Exercise: Repeat the records below line for line, leaving out the pictures.
** START Supplied records **
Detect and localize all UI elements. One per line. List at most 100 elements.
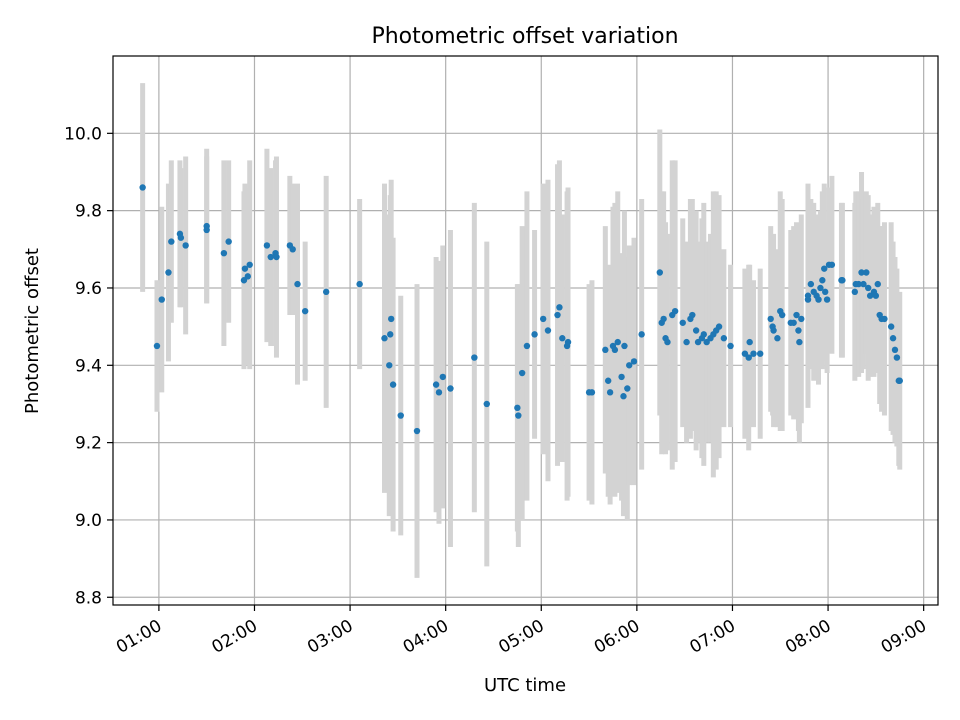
data-point <box>294 280 301 288</box>
data-point <box>795 327 802 334</box>
data-point <box>523 342 531 350</box>
y-axis: 8.8 9.0 9.2 9.4 9.6 9.8 10.0 <box>64 124 113 608</box>
data-point <box>203 222 210 230</box>
data-point <box>889 335 897 342</box>
data-point <box>539 315 547 323</box>
data-point <box>700 331 707 338</box>
data-point <box>821 288 829 296</box>
data-point <box>727 342 734 350</box>
data-point <box>267 253 274 261</box>
data-point <box>618 373 625 381</box>
data-point <box>556 304 563 311</box>
data-point <box>896 377 903 384</box>
data-point <box>387 315 395 323</box>
data-point <box>638 331 645 338</box>
data-point <box>432 381 440 388</box>
data-point <box>790 319 797 326</box>
data-point <box>804 296 812 303</box>
data-point <box>893 354 901 361</box>
data-point <box>588 389 596 396</box>
data-point <box>855 280 862 288</box>
data-point <box>389 381 397 388</box>
data-point <box>246 261 253 268</box>
data-point <box>656 269 664 276</box>
data-point <box>301 307 309 315</box>
data-point <box>679 319 686 326</box>
data-point <box>774 335 781 342</box>
data-point <box>447 385 454 392</box>
data-point <box>793 311 800 319</box>
data-point <box>860 280 867 288</box>
data-point <box>153 342 161 350</box>
data-point <box>273 253 280 261</box>
data-point <box>158 296 165 303</box>
data-point <box>865 284 872 292</box>
data-point <box>839 277 846 284</box>
data-point <box>715 323 723 330</box>
data-point <box>624 385 631 392</box>
data-point <box>289 246 296 253</box>
data-point <box>544 327 552 334</box>
data-point <box>828 261 836 268</box>
data-point <box>177 234 185 241</box>
data-point <box>858 269 865 276</box>
chart-title: Photometric offset variation <box>371 24 678 49</box>
data-point <box>168 238 175 245</box>
data-point <box>263 242 271 249</box>
data-point <box>387 331 394 338</box>
data-point <box>745 354 752 361</box>
y-tick-label: 9.6 <box>75 279 102 299</box>
data-point <box>630 358 638 365</box>
y-tick-label: 9.4 <box>75 356 102 376</box>
data-point <box>386 362 393 369</box>
data-point <box>531 331 538 338</box>
data-point <box>518 369 526 377</box>
data-point <box>626 362 633 369</box>
data-point <box>614 338 621 346</box>
data-point <box>689 311 696 319</box>
data-point <box>881 315 888 323</box>
data-point <box>139 184 146 191</box>
data-point <box>770 327 777 334</box>
data-point <box>683 338 690 346</box>
y-tick-label: 10.0 <box>64 124 102 144</box>
data-point <box>620 393 627 400</box>
data-point <box>471 354 478 361</box>
data-point <box>887 323 895 330</box>
data-point <box>602 346 609 354</box>
data-point <box>381 335 388 342</box>
data-point <box>356 280 363 288</box>
data-point <box>817 284 824 292</box>
data-point <box>767 315 774 323</box>
data-point <box>220 249 228 257</box>
data-point <box>241 265 249 272</box>
data-point <box>611 346 619 354</box>
data-point <box>664 338 671 346</box>
y-axis-label: Photometric offset <box>22 248 43 414</box>
data-point <box>435 389 443 396</box>
data-point <box>756 350 764 357</box>
data-point <box>863 269 870 276</box>
data-point <box>872 292 880 299</box>
plot-frame <box>112 55 939 606</box>
data-point <box>564 338 572 346</box>
y-tick-label: 9.8 <box>75 202 102 222</box>
data-point <box>604 377 612 384</box>
data-point <box>720 335 728 342</box>
data-point <box>821 265 828 272</box>
data-point <box>483 400 490 408</box>
data-point <box>692 327 700 334</box>
data-point <box>397 412 404 419</box>
data-point <box>819 277 826 284</box>
data-point <box>244 273 251 280</box>
data-point <box>413 427 421 435</box>
y-tick-label: 9.2 <box>75 434 102 454</box>
data-point <box>182 242 189 249</box>
data-point <box>815 296 822 303</box>
data-point <box>322 288 330 296</box>
data-point <box>891 346 899 354</box>
data-point <box>750 350 757 357</box>
data-point <box>874 280 881 288</box>
data-point <box>671 307 679 315</box>
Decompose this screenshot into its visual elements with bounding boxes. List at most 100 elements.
** END Supplied records **
Solution for this exercise:
Detect and localize all UI elements. One per line. List at most 100 elements.
data-point <box>294 280 301 288</box>
data-point <box>795 327 802 334</box>
data-point <box>523 342 531 350</box>
y-axis: 8.8 9.0 9.2 9.4 9.6 9.8 10.0 <box>64 124 113 608</box>
data-point <box>203 222 210 230</box>
data-point <box>889 335 897 342</box>
data-point <box>539 315 547 323</box>
data-point <box>700 331 707 338</box>
data-point <box>821 288 829 296</box>
data-point <box>727 342 734 350</box>
data-point <box>267 253 274 261</box>
data-point <box>618 373 625 381</box>
data-point <box>556 304 563 311</box>
data-point <box>896 377 903 384</box>
data-point <box>387 315 395 323</box>
data-point <box>638 331 645 338</box>
data-point <box>432 381 440 388</box>
data-point <box>790 319 797 326</box>
data-point <box>804 296 812 303</box>
data-point <box>893 354 901 361</box>
data-point <box>588 389 596 396</box>
data-point <box>855 280 862 288</box>
data-point <box>389 381 397 388</box>
data-point <box>246 261 253 268</box>
data-point <box>656 269 664 276</box>
data-point <box>301 307 309 315</box>
data-point <box>679 319 686 326</box>
data-point <box>774 335 781 342</box>
data-point <box>447 385 454 392</box>
data-point <box>793 311 800 319</box>
data-point <box>860 280 867 288</box>
data-point <box>153 342 161 350</box>
data-point <box>273 253 280 261</box>
data-point <box>158 296 165 303</box>
data-point <box>865 284 872 292</box>
data-point <box>839 277 846 284</box>
data-point <box>715 323 723 330</box>
data-point <box>624 385 631 392</box>
data-point <box>289 246 296 253</box>
data-point <box>544 327 552 334</box>
data-point <box>828 261 836 268</box>
data-point <box>177 234 185 241</box>
data-point <box>858 269 865 276</box>
chart-title: Photometric offset variation <box>371 24 678 49</box>
data-point <box>168 238 175 245</box>
data-point <box>263 242 271 249</box>
data-point <box>387 331 394 338</box>
data-point <box>745 354 752 361</box>
y-tick-label: 9.6 <box>75 279 102 299</box>
data-point <box>630 358 638 365</box>
y-tick-label: 9.4 <box>75 356 102 376</box>
data-point <box>386 362 393 369</box>
data-point <box>531 331 538 338</box>
data-point <box>518 369 526 377</box>
data-point <box>626 362 633 369</box>
data-point <box>614 338 621 346</box>
data-point <box>689 311 696 319</box>
data-point <box>881 315 888 323</box>
data-point <box>139 184 146 191</box>
data-point <box>770 327 777 334</box>
data-point <box>683 338 690 346</box>
y-tick-label: 10.0 <box>64 124 102 144</box>
data-point <box>620 393 627 400</box>
data-point <box>471 354 478 361</box>
data-point <box>887 323 895 330</box>
data-point <box>602 346 609 354</box>
data-point <box>381 335 388 342</box>
data-point <box>356 280 363 288</box>
data-point <box>817 284 824 292</box>
data-point <box>767 315 774 323</box>
data-point <box>220 249 228 257</box>
data-point <box>241 265 249 272</box>
data-point <box>611 346 619 354</box>
data-point <box>664 338 671 346</box>
y-axis-label: Photometric offset <box>22 248 43 414</box>
data-point <box>435 389 443 396</box>
data-point <box>756 350 764 357</box>
data-point <box>863 269 870 276</box>
data-point <box>872 292 880 299</box>
plot-frame <box>112 55 939 606</box>
data-point <box>564 338 572 346</box>
y-tick-label: 9.8 <box>75 202 102 222</box>
data-point <box>604 377 612 384</box>
data-point <box>720 335 728 342</box>
data-point <box>821 265 828 272</box>
data-point <box>483 400 490 408</box>
data-point <box>692 327 700 334</box>
data-point <box>397 412 404 419</box>
data-point <box>819 277 826 284</box>
data-point <box>244 273 251 280</box>
data-point <box>413 427 421 435</box>
y-tick-label: 9.2 <box>75 434 102 454</box>
data-point <box>182 242 189 249</box>
data-point <box>815 296 822 303</box>
data-point <box>322 288 330 296</box>
data-point <box>891 346 899 354</box>
data-point <box>750 350 757 357</box>
data-point <box>874 280 881 288</box>
data-point <box>671 307 679 315</box>
Decompose this screenshot into its visual elements with bounding boxes. List at most 100 elements.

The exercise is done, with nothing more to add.